Exercise description:
Go through the records below line by line. Count the lines with "JSON" and give the count alone.

Data supplied:
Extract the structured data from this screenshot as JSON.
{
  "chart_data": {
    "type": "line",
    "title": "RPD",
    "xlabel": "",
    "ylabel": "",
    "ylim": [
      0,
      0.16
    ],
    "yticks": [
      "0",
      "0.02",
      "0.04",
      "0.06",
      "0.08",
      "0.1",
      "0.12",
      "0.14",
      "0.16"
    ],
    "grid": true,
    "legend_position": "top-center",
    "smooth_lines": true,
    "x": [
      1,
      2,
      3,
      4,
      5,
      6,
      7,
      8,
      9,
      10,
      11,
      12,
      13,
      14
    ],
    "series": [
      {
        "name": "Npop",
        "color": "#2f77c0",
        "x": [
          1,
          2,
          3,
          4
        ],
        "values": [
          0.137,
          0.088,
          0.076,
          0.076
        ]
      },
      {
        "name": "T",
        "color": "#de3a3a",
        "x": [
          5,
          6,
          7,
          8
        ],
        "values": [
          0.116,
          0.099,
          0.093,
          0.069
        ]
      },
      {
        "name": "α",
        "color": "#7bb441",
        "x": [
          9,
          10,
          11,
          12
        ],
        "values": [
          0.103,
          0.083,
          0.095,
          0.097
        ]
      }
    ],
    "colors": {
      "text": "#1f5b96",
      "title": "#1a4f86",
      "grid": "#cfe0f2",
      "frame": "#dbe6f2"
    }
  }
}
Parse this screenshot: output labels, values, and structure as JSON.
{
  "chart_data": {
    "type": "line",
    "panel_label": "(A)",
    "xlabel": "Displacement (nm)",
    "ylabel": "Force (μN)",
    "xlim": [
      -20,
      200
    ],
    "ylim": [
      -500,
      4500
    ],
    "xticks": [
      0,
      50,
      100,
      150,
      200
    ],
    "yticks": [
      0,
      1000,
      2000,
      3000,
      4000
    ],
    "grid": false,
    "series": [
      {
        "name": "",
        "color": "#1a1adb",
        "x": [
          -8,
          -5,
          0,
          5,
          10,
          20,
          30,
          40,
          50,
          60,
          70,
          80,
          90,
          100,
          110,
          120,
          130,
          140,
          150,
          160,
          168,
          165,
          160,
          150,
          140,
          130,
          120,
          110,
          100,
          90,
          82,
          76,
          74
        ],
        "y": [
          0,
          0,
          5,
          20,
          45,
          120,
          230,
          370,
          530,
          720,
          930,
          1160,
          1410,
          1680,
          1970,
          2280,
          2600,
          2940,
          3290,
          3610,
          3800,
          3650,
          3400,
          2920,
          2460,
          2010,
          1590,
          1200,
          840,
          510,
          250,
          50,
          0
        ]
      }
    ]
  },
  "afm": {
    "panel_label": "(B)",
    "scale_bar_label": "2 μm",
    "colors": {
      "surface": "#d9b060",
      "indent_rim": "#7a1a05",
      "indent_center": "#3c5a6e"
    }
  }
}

Output for this task:
2